▸ **JOB**
Return all lines with the word "document" in them.

▸ **MATERIAL**
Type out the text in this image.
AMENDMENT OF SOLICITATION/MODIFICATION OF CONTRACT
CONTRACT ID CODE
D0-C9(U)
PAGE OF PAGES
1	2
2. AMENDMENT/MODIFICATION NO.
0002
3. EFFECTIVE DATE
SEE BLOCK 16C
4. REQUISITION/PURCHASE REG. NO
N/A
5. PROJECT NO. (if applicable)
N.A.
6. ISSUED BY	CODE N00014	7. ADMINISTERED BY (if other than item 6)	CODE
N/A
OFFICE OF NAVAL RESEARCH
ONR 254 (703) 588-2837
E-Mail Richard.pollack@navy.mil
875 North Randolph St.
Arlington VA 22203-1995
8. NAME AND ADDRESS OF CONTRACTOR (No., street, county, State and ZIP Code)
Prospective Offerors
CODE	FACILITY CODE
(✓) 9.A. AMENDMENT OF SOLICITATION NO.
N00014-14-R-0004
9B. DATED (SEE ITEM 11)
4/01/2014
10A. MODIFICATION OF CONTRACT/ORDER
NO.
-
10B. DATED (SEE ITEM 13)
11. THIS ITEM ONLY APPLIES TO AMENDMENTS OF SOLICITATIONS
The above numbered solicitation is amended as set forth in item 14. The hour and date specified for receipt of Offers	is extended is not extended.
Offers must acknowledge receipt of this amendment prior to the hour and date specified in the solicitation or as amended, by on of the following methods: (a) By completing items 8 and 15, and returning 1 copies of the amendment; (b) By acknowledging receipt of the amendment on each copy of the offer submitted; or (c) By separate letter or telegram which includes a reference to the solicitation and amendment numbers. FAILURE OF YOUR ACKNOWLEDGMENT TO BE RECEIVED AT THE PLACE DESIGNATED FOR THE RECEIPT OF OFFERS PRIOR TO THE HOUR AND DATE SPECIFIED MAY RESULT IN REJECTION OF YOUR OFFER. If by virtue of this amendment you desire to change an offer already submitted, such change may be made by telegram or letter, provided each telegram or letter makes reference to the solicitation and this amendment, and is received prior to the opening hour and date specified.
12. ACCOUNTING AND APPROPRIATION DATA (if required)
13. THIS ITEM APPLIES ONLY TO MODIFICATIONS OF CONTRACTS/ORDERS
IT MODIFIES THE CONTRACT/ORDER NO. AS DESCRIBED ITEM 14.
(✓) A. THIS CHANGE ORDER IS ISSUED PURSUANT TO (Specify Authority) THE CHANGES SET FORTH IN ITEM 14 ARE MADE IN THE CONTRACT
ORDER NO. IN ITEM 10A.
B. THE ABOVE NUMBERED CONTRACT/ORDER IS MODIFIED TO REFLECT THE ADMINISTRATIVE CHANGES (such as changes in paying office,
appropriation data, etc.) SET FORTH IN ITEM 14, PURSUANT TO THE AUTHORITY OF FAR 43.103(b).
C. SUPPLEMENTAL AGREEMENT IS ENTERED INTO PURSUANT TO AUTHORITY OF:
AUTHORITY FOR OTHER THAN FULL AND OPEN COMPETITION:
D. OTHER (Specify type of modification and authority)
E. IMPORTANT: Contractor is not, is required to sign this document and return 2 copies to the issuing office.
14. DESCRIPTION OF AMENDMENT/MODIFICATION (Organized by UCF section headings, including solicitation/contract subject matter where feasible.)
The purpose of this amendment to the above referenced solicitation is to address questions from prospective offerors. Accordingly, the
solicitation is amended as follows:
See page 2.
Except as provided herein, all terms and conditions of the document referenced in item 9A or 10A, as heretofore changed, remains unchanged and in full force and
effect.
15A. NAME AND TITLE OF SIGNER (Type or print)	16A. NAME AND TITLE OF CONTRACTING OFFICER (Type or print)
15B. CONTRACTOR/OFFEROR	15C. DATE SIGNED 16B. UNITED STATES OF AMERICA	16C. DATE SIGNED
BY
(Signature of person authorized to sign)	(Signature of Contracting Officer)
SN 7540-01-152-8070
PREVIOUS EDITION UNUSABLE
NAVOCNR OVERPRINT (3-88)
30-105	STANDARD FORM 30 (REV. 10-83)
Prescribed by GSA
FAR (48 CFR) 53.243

▸ **OUTPUT FOR THIS TASK**
E. IMPORTANT: Contractor is not, is required to sign this document and return 2 copies to the issuing office.
Except as provided herein, all terms and conditions of the document referenced in item 9A or 10A, as heretofore changed, remains unchanged and in full force and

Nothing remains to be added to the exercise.